Quote, without change, all of the lines that follow.

◆ ◆ ◆ ◆ ◆ ◆ ◆

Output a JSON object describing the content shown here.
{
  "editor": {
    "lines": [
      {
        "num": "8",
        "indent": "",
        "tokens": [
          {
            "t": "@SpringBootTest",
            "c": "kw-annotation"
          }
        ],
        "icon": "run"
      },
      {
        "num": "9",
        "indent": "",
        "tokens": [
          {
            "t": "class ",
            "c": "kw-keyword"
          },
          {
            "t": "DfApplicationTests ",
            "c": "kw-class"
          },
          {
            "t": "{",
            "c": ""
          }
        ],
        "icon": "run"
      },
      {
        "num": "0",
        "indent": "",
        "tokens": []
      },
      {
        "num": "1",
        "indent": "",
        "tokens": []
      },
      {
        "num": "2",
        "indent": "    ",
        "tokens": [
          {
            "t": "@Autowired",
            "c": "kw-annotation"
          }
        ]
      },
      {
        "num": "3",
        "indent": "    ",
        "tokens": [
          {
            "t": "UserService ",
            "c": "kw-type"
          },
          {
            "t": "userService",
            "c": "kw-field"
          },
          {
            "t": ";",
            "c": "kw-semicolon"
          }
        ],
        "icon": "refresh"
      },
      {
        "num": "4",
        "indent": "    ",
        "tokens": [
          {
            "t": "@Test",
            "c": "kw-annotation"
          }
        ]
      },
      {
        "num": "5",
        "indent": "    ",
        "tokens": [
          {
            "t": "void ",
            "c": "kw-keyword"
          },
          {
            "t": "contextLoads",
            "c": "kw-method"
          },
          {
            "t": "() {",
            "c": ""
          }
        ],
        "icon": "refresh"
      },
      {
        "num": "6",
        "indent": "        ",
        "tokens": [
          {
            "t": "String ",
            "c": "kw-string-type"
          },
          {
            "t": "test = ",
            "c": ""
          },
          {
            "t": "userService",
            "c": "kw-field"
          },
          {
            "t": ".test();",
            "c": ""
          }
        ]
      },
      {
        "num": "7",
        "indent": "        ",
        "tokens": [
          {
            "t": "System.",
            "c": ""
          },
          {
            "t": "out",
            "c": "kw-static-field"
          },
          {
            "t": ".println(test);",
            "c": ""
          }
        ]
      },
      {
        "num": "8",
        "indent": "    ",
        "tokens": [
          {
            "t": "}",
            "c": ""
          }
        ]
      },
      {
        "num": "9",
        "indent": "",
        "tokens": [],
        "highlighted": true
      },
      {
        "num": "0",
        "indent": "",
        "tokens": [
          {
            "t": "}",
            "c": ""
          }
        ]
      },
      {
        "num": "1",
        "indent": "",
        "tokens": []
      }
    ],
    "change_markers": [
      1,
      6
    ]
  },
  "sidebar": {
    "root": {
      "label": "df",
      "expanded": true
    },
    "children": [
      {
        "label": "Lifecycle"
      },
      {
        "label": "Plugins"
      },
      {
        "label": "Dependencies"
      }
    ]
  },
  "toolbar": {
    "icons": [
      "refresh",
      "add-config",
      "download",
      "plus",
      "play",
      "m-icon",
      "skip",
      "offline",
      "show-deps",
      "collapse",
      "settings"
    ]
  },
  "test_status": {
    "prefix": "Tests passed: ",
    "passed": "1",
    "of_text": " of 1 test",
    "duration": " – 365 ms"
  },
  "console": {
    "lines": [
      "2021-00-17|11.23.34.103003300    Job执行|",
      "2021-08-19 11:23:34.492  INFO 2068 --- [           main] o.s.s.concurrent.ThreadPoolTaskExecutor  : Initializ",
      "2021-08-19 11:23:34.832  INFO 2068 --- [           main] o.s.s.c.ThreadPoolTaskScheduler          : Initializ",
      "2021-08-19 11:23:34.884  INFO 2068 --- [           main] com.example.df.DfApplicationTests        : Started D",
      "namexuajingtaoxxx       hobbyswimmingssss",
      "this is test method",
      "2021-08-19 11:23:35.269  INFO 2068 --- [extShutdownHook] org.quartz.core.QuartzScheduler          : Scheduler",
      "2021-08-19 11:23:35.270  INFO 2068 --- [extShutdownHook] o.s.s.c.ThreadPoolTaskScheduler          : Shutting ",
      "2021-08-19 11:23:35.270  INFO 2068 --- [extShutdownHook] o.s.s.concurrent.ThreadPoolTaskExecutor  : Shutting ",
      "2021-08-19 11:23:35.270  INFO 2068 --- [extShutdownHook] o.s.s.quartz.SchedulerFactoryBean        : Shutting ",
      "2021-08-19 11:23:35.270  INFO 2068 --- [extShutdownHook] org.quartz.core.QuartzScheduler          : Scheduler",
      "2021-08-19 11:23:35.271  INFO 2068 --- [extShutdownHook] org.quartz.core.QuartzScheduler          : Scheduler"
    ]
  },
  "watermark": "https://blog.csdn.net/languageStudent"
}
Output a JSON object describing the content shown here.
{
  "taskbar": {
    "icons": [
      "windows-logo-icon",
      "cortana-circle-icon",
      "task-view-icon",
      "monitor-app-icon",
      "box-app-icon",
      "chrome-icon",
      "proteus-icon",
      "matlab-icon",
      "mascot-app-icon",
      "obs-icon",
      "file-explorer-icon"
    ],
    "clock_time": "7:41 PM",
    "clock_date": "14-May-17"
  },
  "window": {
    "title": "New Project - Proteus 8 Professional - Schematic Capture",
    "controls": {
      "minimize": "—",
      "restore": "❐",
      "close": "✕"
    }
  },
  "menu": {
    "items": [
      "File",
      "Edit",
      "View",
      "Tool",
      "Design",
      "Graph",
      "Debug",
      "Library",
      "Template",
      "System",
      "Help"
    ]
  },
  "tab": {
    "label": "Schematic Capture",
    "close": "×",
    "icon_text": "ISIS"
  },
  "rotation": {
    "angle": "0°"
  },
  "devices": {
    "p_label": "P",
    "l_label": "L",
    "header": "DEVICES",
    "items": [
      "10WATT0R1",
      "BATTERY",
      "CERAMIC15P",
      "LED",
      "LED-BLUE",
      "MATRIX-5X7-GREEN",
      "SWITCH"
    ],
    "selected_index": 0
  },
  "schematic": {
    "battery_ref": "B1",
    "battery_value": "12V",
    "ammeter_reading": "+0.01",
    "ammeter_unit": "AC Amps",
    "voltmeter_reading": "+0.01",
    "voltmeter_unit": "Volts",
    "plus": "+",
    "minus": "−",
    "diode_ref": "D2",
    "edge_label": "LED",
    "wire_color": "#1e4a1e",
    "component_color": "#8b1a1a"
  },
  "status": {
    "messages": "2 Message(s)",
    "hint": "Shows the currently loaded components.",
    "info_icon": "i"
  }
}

◆ ◆ ◆ ◆ ◆ ◆ ◆

#### SOLUTION FOR THIS EXERCISE
Output a JSON object describing the content shown here.
{
  "editor": {
    "lines": [
      {
        "num": "8",
        "indent": "",
        "tokens": [
          {
            "t": "@SpringBootTest",
            "c": "kw-annotation"
          }
        ],
        "icon": "run"
      },
      {
        "num": "9",
        "indent": "",
        "tokens": [
          {
            "t": "class ",
            "c": "kw-keyword"
          },
          {
            "t": "DfApplicationTests ",
            "c": "kw-class"
          },
          {
            "t": "{",
            "c": ""
          }
        ],
        "icon": "run"
      },
      {
        "num": "0",
        "indent": "",
        "tokens": []
      },
      {
        "num": "1",
        "indent": "",
        "tokens": []
      },
      {
        "num": "2",
        "indent": "    ",
        "tokens": [
          {
            "t": "@Autowired",
            "c": "kw-annotation"
          }
        ]
      },
      {
        "num": "3",
        "indent": "    ",
        "tokens": [
          {
            "t": "UserService ",
            "c": "kw-type"
          },
          {
            "t": "userService",
            "c": "kw-field"
          },
          {
            "t": ";",
            "c": "kw-semicolon"
          }
        ],
        "icon": "refresh"
      },
      {
        "num": "4",
        "indent": "    ",
        "tokens": [
          {
            "t": "@Test",
            "c": "kw-annotation"
          }
        ]
      },
      {
        "num": "5",
        "indent": "    ",
        "tokens": [
          {
            "t": "void ",
            "c": "kw-keyword"
          },
          {
            "t": "contextLoads",
            "c": "kw-method"
          },
          {
            "t": "() {",
            "c": ""
          }
        ],
        "icon": "refresh"
      },
      {
        "num": "6",
        "indent": "        ",
        "tokens": [
          {
            "t": "String ",
            "c": "kw-string-type"
          },
          {
            "t": "test = ",
            "c": ""
          },
          {
            "t": "userService",
            "c": "kw-field"
          },
          {
            "t": ".test();",
            "c": ""
          }
        ]
      },
      {
        "num": "7",
        "indent": "        ",
        "tokens": [
          {
            "t": "System.",
            "c": ""
          },
          {
            "t": "out",
            "c": "kw-static-field"
          },
          {
            "t": ".println(test);",
            "c": ""
          }
        ]
      },
      {
        "num": "8",
        "indent": "    ",
        "tokens": [
          {
            "t": "}",
            "c": ""
          }
        ]
      },
      {
        "num": "9",
        "indent": "",
        "tokens": [],
        "highlighted": true
      },
      {
        "num": "0",
        "indent": "",
        "tokens": [
          {
            "t": "}",
            "c": ""
          }
        ]
      },
      {
        "num": "1",
        "indent": "",
        "tokens": []
      }
    ],
    "change_markers": [
      1,
      6
    ]
  },
  "sidebar": {
    "root": {
      "label": "df",
      "expanded": true
    },
    "children": [
      {
        "label": "Lifecycle"
      },
      {
        "label": "Plugins"
      },
      {
        "label": "Dependencies"
      }
    ]
  },
  "toolbar": {
    "icons": [
      "refresh",
      "add-config",
      "download",
      "plus",
      "play",
      "m-icon",
      "skip",
      "offline",
      "show-deps",
      "collapse",
      "settings"
    ]
  },
  "test_status": {
    "prefix": "Tests passed: ",
    "passed": "1",
    "of_text": " of 1 test",
    "duration": " – 365 ms"
  },
  "console": {
    "lines": [
      "2021-00-17|11.23.34.103003300    Job执行|",
      "2021-08-19 11:23:34.492  INFO 2068 --- [           main] o.s.s.concurrent.ThreadPoolTaskExecutor  : Initializ",
      "2021-08-19 11:23:34.832  INFO 2068 --- [           main] o.s.s.c.ThreadPoolTaskScheduler          : Initializ",
      "2021-08-19 11:23:34.884  INFO 2068 --- [           main] com.example.df.DfApplicationTests        : Started D",
      "namexuajingtaoxxx       hobbyswimmingssss",
      "this is test method",
      "2021-08-19 11:23:35.269  INFO 2068 --- [extShutdownHook] org.quartz.core.QuartzScheduler          : Scheduler",
      "2021-08-19 11:23:35.270  INFO 2068 --- [extShutdownHook] o.s.s.c.ThreadPoolTaskScheduler          : Shutting ",
      "2021-08-19 11:23:35.270  INFO 2068 --- [extShutdownHook] o.s.s.concurrent.ThreadPoolTaskExecutor  : Shutting ",
      "2021-08-19 11:23:35.270  INFO 2068 --- [extShutdownHook] o.s.s.quartz.SchedulerFactoryBean        : Shutting ",
      "2021-08-19 11:23:35.270  INFO 2068 --- [extShutdownHook] org.quartz.core.QuartzScheduler          : Scheduler",
      "2021-08-19 11:23:35.271  INFO 2068 --- [extShutdownHook] org.quartz.core.QuartzScheduler          : Scheduler"
    ]
  },
  "watermark": "https://blog.csdn.net/languageStudent"
}
Output a JSON object describing the content shown here.
{
  "taskbar": {
    "icons": [
      "windows-logo-icon",
      "cortana-circle-icon",
      "task-view-icon",
      "monitor-app-icon",
      "box-app-icon",
      "chrome-icon",
      "proteus-icon",
      "matlab-icon",
      "mascot-app-icon",
      "obs-icon",
      "file-explorer-icon"
    ],
    "clock_time": "7:41 PM",
    "clock_date": "14-May-17"
  },
  "window": {
    "title": "New Project - Proteus 8 Professional - Schematic Capture",
    "controls": {
      "minimize": "—",
      "restore": "❐",
      "close": "✕"
    }
  },
  "menu": {
    "items": [
      "File",
      "Edit",
      "View",
      "Tool",
      "Design",
      "Graph",
      "Debug",
      "Library",
      "Template",
      "System",
      "Help"
    ]
  },
  "tab": {
    "label": "Schematic Capture",
    "close": "×",
    "icon_text": "ISIS"
  },
  "rotation": {
    "angle": "0°"
  },
  "devices": {
    "p_label": "P",
    "l_label": "L",
    "header": "DEVICES",
    "items": [
      "10WATT0R1",
      "BATTERY",
      "CERAMIC15P",
      "LED",
      "LED-BLUE",
      "MATRIX-5X7-GREEN",
      "SWITCH"
    ],
    "selected_index": 0
  },
  "schematic": {
    "battery_ref": "B1",
    "battery_value": "12V",
    "ammeter_reading": "+0.01",
    "ammeter_unit": "AC Amps",
    "voltmeter_reading": "+0.01",
    "voltmeter_unit": "Volts",
    "plus": "+",
    "minus": "−",
    "diode_ref": "D2",
    "edge_label": "LED",
    "wire_color": "#1e4a1e",
    "component_color": "#8b1a1a"
  },
  "status": {
    "messages": "2 Message(s)",
    "hint": "Shows the currently loaded components.",
    "info_icon": "i"
  }
}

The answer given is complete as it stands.